Dataset rows:

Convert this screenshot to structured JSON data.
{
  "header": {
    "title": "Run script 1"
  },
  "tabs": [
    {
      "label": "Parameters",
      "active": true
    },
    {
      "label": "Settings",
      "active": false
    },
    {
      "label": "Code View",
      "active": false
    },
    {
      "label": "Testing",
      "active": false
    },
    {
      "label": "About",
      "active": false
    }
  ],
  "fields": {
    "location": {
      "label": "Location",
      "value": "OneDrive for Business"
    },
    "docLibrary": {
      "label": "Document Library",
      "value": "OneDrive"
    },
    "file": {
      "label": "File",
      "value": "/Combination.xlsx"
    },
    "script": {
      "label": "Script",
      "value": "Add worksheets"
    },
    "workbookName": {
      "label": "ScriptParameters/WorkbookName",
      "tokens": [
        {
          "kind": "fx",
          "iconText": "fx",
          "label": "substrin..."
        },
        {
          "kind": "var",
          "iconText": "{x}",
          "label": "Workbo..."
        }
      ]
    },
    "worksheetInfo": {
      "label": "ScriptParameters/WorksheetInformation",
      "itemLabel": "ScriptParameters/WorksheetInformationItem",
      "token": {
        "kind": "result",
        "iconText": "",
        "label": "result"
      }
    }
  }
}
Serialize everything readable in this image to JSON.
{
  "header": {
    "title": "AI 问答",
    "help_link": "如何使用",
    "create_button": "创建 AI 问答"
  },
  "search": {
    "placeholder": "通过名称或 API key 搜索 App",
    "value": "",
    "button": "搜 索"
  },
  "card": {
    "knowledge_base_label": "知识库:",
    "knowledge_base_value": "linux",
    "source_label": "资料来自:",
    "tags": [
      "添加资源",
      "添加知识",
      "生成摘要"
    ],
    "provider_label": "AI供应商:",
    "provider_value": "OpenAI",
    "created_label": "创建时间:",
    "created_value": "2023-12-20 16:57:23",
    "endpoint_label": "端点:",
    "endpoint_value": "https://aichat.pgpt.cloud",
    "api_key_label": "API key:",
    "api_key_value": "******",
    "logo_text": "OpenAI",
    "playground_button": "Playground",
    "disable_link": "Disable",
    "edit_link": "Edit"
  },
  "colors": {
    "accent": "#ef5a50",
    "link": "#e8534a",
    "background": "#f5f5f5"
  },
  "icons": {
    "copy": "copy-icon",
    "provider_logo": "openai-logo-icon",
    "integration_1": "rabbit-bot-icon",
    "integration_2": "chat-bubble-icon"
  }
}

...

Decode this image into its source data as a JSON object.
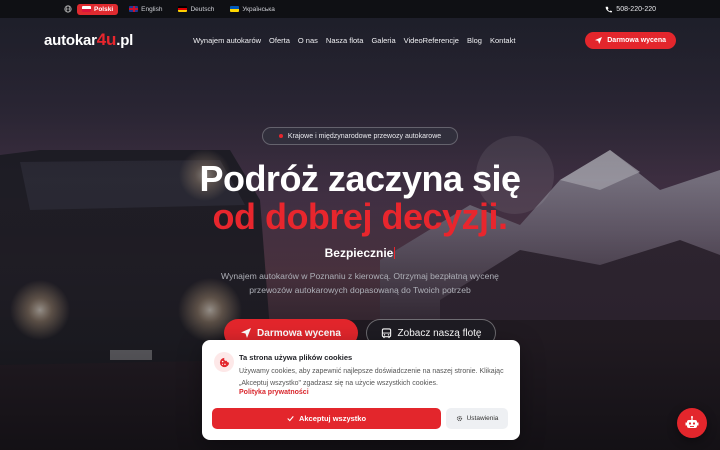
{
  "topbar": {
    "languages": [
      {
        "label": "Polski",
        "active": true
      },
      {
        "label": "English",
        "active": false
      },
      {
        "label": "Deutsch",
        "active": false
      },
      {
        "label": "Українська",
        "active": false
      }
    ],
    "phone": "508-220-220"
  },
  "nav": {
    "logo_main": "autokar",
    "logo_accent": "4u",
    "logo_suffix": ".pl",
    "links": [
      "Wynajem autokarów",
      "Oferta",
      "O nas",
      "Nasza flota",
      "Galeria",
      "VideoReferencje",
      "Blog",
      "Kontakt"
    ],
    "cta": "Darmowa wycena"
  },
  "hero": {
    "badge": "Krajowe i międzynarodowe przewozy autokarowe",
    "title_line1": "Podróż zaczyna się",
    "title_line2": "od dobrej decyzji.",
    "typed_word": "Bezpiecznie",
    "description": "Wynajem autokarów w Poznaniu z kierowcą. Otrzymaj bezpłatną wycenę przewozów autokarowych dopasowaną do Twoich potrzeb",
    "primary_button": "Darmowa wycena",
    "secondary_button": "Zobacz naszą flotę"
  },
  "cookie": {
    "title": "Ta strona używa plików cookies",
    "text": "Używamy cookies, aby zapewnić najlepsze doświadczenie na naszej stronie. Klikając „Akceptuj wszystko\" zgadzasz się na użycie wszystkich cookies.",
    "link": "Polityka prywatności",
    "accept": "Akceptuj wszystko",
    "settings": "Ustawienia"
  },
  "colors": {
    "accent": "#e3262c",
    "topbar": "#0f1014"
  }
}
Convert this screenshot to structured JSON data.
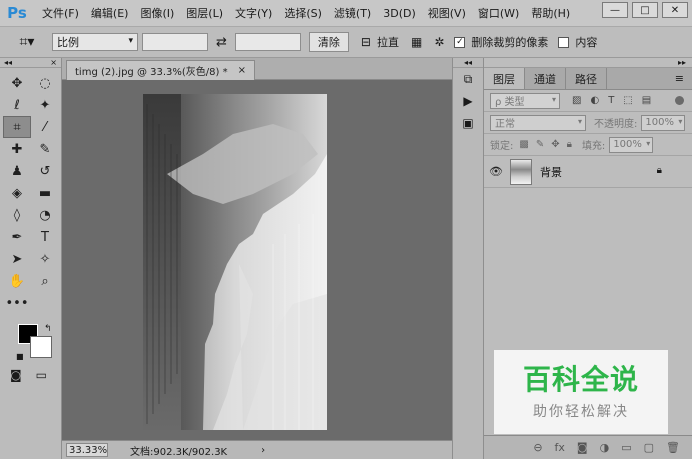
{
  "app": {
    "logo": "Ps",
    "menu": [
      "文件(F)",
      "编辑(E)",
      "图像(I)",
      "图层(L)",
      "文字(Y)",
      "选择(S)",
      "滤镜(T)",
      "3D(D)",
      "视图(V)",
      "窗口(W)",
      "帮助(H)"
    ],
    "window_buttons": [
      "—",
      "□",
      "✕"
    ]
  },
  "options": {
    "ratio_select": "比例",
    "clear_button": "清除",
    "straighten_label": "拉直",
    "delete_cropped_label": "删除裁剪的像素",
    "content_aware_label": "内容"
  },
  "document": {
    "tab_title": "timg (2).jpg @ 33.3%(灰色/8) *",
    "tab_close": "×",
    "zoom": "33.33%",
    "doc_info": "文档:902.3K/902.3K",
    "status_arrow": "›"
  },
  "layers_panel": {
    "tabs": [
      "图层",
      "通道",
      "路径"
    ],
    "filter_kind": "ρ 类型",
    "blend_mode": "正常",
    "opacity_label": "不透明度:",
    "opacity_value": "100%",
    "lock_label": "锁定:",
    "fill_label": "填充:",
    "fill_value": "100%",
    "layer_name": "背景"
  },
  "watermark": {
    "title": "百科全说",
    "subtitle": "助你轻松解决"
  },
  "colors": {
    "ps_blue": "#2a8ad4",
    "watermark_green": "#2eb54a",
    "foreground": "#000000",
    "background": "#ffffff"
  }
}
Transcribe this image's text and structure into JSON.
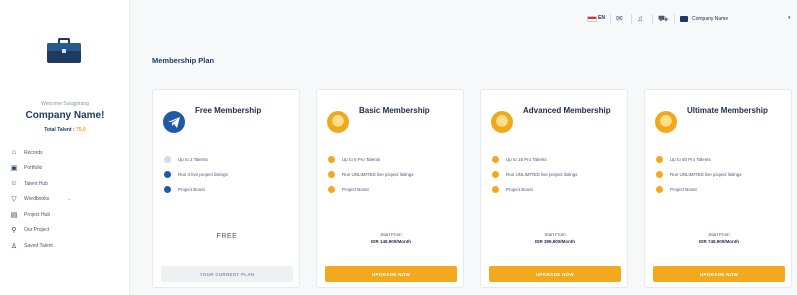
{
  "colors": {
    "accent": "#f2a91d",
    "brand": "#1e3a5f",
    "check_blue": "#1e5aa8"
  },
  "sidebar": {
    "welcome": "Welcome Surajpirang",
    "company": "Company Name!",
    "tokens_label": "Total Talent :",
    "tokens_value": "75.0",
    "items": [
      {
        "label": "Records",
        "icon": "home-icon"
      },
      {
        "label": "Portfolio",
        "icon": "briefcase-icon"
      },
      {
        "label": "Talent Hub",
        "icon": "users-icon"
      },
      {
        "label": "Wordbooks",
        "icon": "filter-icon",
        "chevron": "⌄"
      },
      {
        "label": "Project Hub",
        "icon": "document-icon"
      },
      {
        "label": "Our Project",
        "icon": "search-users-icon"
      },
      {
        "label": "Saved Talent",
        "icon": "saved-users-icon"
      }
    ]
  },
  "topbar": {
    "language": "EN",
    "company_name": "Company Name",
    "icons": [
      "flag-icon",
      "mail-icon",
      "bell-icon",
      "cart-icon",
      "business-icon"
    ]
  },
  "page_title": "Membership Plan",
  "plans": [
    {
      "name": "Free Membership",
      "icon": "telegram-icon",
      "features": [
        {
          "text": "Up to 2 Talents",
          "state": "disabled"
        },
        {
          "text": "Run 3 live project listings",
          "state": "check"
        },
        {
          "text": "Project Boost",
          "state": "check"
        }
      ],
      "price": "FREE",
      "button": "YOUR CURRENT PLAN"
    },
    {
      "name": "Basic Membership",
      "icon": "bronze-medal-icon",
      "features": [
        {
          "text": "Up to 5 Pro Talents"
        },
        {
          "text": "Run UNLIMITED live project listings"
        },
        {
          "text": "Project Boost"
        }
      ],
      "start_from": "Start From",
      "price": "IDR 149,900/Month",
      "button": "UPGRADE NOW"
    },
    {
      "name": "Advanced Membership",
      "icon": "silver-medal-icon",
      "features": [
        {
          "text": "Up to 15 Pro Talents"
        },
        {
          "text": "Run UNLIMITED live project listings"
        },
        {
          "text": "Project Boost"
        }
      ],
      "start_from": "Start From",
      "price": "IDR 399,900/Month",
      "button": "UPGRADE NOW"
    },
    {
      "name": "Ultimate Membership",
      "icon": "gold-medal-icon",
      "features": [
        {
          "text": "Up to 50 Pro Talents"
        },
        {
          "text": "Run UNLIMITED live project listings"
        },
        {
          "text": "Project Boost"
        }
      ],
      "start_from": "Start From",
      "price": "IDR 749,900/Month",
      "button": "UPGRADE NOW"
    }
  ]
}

**Challenge**
Gather all the lines that include the word "Wynajem" and copy them out.

**Full response**
      "Wynajem autokarów",
    "description": "Wynajem autokarów w Poznaniu z kierowcą. Otrzymaj bezpłatną wycenę przewozów autokarowych dopasowaną do Twoich potrzeb",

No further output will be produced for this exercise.